Input data ::
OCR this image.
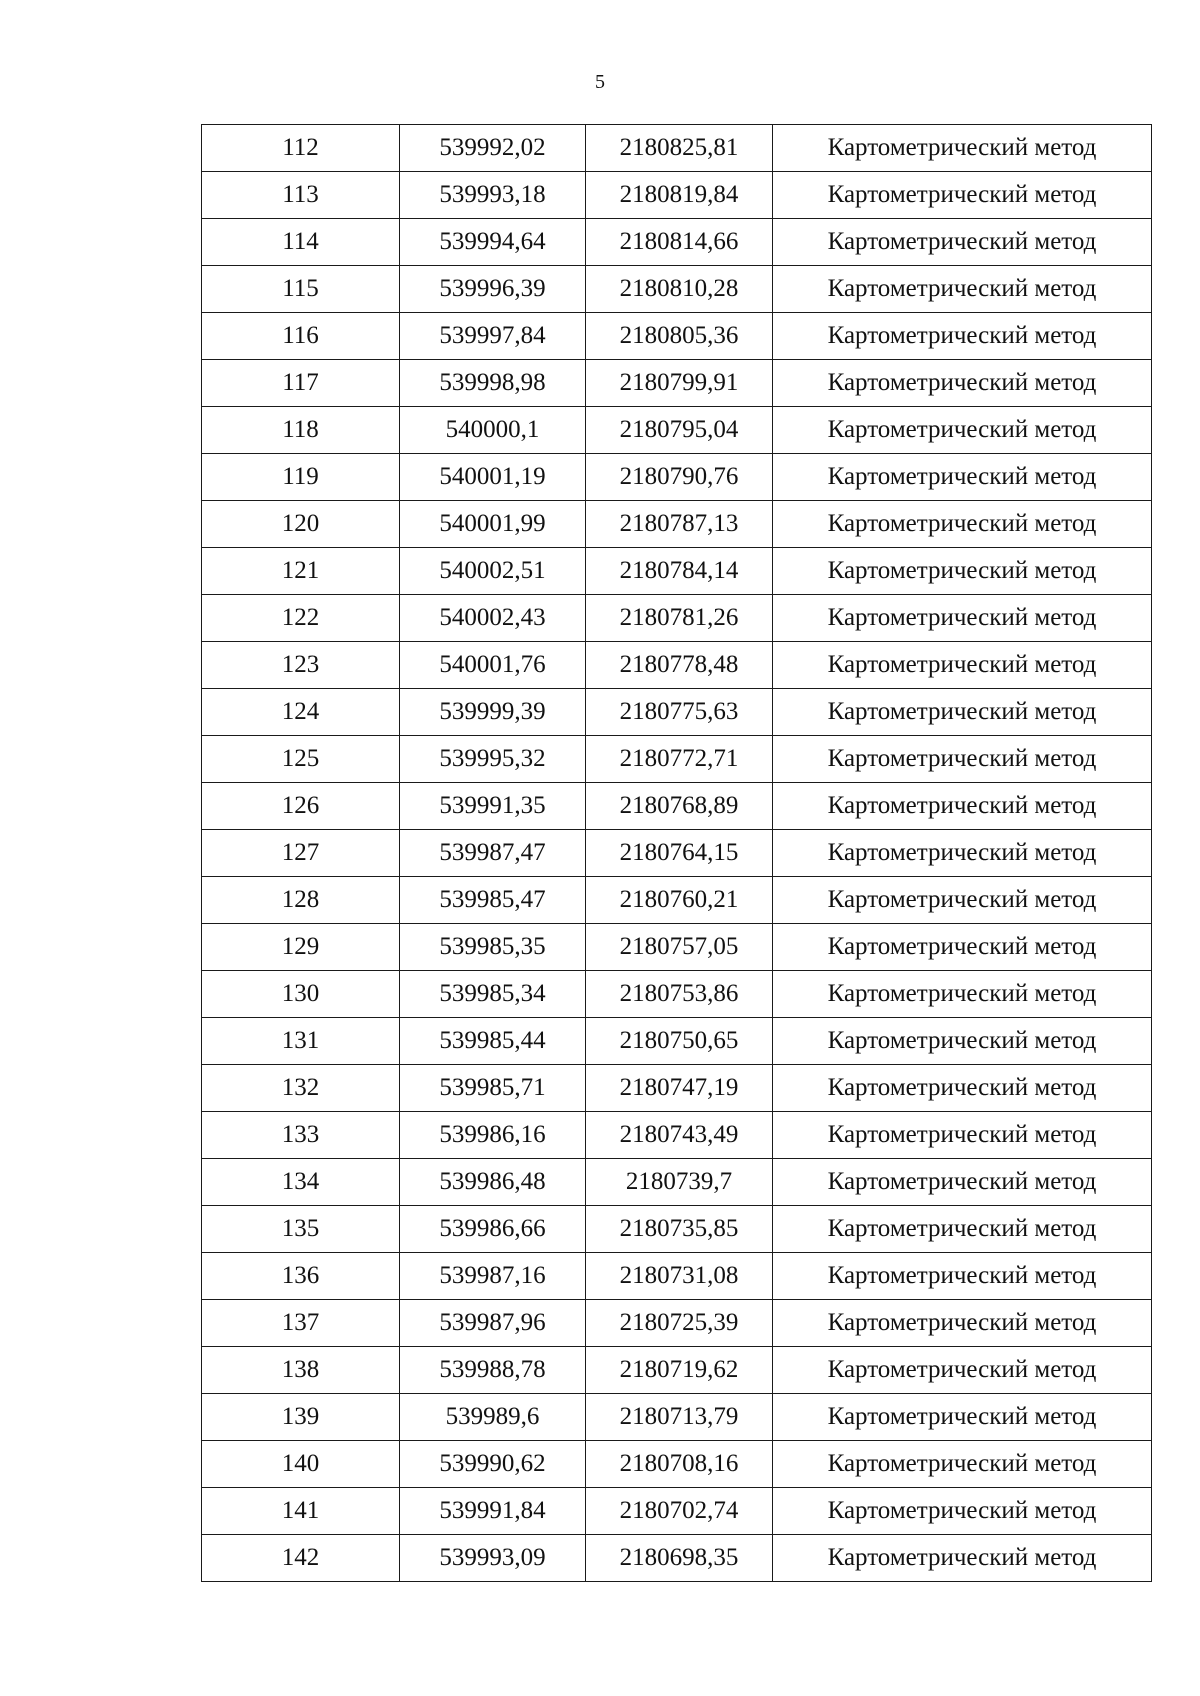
5
112	539992,02	2180825,81	Картометрический метод
113	539993,18	2180819,84	Картометрический метод
114	539994,64	2180814,66	Картометрический метод
115	539996,39	2180810,28	Картометрический метод
116	539997,84	2180805,36	Картометрический метод
117	539998,98	2180799,91	Картометрический метод
118	540000,1	2180795,04	Картометрический метод
119	540001,19	2180790,76	Картометрический метод
120	540001,99	2180787,13	Картометрический метод
121	540002,51	2180784,14	Картометрический метод
122	540002,43	2180781,26	Картометрический метод
123	540001,76	2180778,48	Картометрический метод
124	539999,39	2180775,63	Картометрический метод
125	539995,32	2180772,71	Картометрический метод
126	539991,35	2180768,89	Картометрический метод
127	539987,47	2180764,15	Картометрический метод
128	539985,47	2180760,21	Картометрический метод
129	539985,35	2180757,05	Картометрический метод
130	539985,34	2180753,86	Картометрический метод
131	539985,44	2180750,65	Картометрический метод
132	539985,71	2180747,19	Картометрический метод
133	539986,16	2180743,49	Картометрический метод
134	539986,48	2180739,7	Картометрический метод
135	539986,66	2180735,85	Картометрический метод
136	539987,16	2180731,08	Картометрический метод
137	539987,96	2180725,39	Картометрический метод
138	539988,78	2180719,62	Картометрический метод
139	539989,6	2180713,79	Картометрический метод
140	539990,62	2180708,16	Картометрический метод
141	539991,84	2180702,74	Картометрический метод
142	539993,09	2180698,35	Картометрический метод
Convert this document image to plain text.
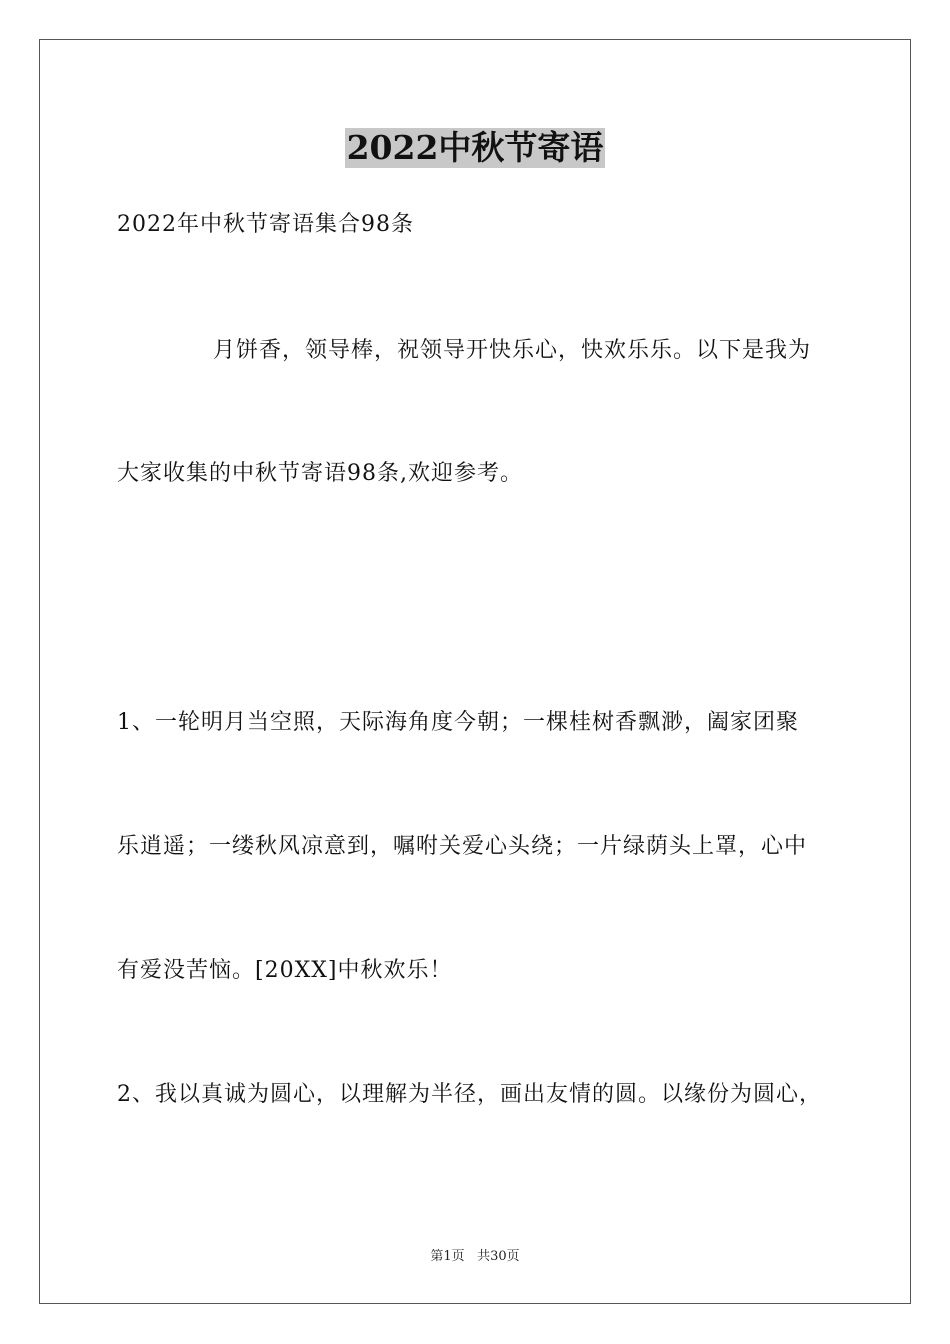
2022中秋节寄语
2022年中秋节寄语集合98条
月饼香，领导棒，祝领导开快乐心，快欢乐乐。以下是我为
大家收集的中秋节寄语98条,欢迎参考。
1、一轮明月当空照，天际海角度今朝；一棵桂树香飘渺，阖家团聚
乐逍遥；一缕秋风凉意到，嘱咐关爱心头绕；一片绿荫头上罩，心中
有爱没苦恼。[20XX]中秋欢乐！
2、我以真诚为圆心，以理解为半径，画出友情的圆。以缘份为圆心，
第1页 共30页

Description of the task :: Leave every image out, and retype the material exactly.

Task solution ::
OCR this image.
5
112	539992,02	2180825,81	Картометрический метод
113	539993,18	2180819,84	Картометрический метод
114	539994,64	2180814,66	Картометрический метод
115	539996,39	2180810,28	Картометрический метод
116	539997,84	2180805,36	Картометрический метод
117	539998,98	2180799,91	Картометрический метод
118	540000,1	2180795,04	Картометрический метод
119	540001,19	2180790,76	Картометрический метод
120	540001,99	2180787,13	Картометрический метод
121	540002,51	2180784,14	Картометрический метод
122	540002,43	2180781,26	Картометрический метод
123	540001,76	2180778,48	Картометрический метод
124	539999,39	2180775,63	Картометрический метод
125	539995,32	2180772,71	Картометрический метод
126	539991,35	2180768,89	Картометрический метод
127	539987,47	2180764,15	Картометрический метод
128	539985,47	2180760,21	Картометрический метод
129	539985,35	2180757,05	Картометрический метод
130	539985,34	2180753,86	Картометрический метод
131	539985,44	2180750,65	Картометрический метод
132	539985,71	2180747,19	Картометрический метод
133	539986,16	2180743,49	Картометрический метод
134	539986,48	2180739,7	Картометрический метод
135	539986,66	2180735,85	Картометрический метод
136	539987,16	2180731,08	Картометрический метод
137	539987,96	2180725,39	Картометрический метод
138	539988,78	2180719,62	Картометрический метод
139	539989,6	2180713,79	Картометрический метод
140	539990,62	2180708,16	Картометрический метод
141	539991,84	2180702,74	Картометрический метод
142	539993,09	2180698,35	Картометрический метод
Convert this document image to plain text.
2022中秋节寄语
2022年中秋节寄语集合98条
月饼香，领导棒，祝领导开快乐心，快欢乐乐。以下是我为
大家收集的中秋节寄语98条,欢迎参考。
1、一轮明月当空照，天际海角度今朝；一棵桂树香飘渺，阖家团聚
乐逍遥；一缕秋风凉意到，嘱咐关爱心头绕；一片绿荫头上罩，心中
有爱没苦恼。[20XX]中秋欢乐！
2、我以真诚为圆心，以理解为半径，画出友情的圆。以缘份为圆心，
第1页 共30页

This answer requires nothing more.